Find the lines below that contain the word "Токко" and count them. Only the number should be given.

• **Extracted records**:
** Begin **

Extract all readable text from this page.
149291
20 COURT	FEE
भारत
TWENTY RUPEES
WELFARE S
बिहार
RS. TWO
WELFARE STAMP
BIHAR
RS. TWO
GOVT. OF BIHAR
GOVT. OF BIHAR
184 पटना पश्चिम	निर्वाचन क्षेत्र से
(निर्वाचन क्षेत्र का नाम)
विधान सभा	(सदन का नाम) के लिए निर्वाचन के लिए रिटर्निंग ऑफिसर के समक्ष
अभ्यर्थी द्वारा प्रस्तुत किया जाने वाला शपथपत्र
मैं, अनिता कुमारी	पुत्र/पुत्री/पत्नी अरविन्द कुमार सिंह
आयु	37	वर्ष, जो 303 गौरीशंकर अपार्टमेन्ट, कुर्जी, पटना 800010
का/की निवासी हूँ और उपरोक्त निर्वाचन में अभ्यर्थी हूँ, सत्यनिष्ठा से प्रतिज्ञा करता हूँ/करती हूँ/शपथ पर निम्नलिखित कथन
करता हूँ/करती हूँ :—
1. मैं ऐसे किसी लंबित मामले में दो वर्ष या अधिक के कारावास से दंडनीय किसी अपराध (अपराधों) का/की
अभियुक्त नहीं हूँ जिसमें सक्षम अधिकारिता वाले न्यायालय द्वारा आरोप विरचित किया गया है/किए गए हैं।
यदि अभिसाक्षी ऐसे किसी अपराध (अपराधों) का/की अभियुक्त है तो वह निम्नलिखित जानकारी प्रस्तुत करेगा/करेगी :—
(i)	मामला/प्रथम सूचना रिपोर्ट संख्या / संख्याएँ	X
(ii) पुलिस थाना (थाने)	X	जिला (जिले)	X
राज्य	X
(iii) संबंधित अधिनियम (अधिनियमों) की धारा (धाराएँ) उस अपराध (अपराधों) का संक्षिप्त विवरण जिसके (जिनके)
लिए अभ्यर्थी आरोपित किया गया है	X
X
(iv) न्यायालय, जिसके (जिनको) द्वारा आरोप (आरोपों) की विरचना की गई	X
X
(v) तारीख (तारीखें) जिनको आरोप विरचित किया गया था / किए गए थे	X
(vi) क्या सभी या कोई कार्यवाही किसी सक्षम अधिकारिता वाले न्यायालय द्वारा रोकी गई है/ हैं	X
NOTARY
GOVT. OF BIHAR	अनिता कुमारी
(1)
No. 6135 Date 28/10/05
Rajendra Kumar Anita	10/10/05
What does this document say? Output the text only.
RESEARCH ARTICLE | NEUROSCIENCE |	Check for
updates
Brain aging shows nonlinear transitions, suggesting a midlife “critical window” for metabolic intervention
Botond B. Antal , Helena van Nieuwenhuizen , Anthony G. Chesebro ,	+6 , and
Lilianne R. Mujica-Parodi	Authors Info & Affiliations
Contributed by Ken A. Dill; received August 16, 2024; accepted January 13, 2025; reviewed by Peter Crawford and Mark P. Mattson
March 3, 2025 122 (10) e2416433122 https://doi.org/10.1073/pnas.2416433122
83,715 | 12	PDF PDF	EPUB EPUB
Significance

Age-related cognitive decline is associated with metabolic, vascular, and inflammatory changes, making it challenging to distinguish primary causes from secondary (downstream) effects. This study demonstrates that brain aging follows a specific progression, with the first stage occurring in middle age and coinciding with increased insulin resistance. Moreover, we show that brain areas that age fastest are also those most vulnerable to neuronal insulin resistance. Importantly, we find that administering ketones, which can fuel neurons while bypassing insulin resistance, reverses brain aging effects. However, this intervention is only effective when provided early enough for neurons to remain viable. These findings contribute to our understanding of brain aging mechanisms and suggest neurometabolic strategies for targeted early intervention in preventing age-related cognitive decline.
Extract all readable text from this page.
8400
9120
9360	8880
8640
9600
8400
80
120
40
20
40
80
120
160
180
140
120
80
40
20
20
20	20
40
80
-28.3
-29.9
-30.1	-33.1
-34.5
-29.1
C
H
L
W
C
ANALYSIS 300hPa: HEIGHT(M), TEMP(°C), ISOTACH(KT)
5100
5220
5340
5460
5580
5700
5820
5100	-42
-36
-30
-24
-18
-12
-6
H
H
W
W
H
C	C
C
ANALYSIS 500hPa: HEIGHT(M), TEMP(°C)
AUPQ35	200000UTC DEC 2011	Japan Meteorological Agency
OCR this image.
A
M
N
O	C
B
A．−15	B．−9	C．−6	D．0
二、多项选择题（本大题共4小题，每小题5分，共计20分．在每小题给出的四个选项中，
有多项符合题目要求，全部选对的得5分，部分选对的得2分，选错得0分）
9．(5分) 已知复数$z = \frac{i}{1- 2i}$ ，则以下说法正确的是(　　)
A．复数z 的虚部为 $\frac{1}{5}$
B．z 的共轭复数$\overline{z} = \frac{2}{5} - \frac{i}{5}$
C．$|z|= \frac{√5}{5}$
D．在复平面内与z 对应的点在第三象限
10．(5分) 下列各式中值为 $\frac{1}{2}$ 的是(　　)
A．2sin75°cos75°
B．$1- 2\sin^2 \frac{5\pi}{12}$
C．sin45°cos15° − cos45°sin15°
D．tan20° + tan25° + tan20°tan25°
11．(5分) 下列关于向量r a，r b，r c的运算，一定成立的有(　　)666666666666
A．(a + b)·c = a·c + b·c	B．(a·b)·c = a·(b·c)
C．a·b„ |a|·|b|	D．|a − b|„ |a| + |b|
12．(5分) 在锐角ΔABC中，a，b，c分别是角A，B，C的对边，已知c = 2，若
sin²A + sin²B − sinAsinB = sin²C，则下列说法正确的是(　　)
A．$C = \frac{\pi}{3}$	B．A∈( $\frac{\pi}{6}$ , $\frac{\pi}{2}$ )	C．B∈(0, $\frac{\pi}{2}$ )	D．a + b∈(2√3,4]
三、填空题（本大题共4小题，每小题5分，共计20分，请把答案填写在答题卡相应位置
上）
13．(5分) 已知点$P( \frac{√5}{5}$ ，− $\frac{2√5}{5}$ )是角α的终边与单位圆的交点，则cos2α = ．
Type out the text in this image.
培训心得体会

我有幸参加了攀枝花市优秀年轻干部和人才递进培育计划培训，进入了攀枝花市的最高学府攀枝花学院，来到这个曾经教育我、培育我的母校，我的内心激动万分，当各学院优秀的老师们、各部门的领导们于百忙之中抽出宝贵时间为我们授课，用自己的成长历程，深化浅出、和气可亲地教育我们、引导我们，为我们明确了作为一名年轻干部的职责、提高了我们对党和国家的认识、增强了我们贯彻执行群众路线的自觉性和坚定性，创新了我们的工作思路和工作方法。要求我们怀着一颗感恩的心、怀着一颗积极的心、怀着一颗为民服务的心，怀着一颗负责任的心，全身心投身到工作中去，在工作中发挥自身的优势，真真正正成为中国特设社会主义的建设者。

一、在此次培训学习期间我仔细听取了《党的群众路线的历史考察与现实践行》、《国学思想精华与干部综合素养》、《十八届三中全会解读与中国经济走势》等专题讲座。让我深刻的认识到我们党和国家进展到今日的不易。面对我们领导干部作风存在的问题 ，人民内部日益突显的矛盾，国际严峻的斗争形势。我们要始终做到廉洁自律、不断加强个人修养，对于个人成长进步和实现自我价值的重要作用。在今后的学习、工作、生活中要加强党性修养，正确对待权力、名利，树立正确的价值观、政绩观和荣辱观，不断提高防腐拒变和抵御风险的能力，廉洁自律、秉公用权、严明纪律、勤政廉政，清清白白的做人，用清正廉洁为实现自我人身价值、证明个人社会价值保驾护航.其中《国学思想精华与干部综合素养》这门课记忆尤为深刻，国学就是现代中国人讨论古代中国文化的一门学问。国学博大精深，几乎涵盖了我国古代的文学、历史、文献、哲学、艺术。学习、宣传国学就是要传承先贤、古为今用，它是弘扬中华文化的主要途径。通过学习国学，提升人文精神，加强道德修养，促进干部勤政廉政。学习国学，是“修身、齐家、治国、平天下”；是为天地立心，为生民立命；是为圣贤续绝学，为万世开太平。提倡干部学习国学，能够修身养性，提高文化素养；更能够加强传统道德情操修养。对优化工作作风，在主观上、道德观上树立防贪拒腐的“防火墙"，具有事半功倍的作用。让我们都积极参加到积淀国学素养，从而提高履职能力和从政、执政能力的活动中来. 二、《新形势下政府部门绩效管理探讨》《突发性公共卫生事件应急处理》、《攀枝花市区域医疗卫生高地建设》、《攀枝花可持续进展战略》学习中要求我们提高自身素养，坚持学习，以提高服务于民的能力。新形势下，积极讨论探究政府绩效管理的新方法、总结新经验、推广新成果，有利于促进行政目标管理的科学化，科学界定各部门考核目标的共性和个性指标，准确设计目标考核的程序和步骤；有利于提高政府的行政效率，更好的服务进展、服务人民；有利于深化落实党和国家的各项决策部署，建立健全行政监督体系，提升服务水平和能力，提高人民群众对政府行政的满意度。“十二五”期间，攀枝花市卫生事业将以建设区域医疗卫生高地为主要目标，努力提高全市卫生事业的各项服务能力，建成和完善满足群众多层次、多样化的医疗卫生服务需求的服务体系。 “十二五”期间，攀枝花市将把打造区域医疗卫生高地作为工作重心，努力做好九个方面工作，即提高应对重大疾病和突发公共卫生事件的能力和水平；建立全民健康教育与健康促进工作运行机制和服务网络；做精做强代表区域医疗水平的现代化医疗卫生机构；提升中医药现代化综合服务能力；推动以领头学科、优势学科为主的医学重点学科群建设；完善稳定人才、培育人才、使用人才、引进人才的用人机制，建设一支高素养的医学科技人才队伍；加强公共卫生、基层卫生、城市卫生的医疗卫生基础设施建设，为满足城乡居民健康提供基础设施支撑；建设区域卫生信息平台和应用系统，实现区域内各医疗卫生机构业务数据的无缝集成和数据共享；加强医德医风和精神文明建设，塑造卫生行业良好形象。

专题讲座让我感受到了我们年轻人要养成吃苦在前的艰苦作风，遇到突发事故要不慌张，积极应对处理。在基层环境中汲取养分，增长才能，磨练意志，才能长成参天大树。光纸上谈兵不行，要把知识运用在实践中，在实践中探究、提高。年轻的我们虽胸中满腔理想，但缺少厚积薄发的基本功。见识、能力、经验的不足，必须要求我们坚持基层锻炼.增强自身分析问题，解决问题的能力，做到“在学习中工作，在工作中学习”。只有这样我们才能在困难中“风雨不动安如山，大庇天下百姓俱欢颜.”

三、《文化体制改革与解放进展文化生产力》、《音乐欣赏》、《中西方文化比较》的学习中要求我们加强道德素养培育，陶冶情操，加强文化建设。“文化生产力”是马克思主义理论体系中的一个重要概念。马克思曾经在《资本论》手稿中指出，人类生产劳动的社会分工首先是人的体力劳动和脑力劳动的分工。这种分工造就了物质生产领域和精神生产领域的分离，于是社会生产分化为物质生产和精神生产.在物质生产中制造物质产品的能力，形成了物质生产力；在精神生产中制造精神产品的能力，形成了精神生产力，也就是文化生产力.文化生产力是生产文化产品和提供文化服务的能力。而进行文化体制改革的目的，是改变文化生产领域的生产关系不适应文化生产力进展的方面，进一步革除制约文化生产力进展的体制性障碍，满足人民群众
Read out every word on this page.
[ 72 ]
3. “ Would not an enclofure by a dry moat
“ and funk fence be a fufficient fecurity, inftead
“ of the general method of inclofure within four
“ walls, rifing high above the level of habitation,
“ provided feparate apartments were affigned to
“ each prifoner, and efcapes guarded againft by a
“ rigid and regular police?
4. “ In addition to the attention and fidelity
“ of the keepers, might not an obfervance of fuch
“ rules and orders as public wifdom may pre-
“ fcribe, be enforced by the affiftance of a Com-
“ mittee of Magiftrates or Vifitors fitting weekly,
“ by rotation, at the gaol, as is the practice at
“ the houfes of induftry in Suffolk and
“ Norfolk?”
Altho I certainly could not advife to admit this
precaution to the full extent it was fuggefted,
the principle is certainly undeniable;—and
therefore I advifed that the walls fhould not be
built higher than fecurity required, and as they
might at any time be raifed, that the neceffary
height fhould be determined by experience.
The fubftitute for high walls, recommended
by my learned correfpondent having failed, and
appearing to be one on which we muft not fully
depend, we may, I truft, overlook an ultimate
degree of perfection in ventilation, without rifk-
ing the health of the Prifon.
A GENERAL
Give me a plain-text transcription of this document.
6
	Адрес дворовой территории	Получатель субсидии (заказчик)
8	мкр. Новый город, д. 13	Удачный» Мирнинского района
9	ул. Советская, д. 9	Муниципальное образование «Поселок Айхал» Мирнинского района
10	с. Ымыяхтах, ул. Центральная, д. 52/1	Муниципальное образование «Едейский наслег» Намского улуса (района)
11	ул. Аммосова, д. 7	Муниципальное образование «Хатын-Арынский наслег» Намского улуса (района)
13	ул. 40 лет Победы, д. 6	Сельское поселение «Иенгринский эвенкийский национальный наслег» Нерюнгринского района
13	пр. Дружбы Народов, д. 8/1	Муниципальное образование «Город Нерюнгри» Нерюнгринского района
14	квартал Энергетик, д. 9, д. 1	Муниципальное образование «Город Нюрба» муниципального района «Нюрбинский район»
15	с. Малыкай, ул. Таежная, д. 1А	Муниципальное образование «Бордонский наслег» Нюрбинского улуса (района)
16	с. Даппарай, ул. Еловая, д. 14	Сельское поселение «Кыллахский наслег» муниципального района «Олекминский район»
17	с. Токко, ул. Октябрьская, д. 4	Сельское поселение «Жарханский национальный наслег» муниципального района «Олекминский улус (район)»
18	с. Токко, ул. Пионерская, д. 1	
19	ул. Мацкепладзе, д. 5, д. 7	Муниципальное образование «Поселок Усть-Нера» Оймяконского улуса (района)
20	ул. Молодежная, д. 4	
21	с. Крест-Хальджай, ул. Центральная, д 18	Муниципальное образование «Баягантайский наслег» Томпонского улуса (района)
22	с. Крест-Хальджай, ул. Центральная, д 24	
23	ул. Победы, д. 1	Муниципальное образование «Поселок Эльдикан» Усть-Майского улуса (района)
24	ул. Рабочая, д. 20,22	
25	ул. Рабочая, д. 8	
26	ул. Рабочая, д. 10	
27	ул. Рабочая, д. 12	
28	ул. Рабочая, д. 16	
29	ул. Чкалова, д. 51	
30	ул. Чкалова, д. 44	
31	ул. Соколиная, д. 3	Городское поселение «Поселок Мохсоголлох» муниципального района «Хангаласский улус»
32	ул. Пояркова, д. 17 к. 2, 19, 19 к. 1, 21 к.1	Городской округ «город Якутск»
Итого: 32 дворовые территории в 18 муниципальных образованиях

** End **

• **CORRECT RESPONSE**:
2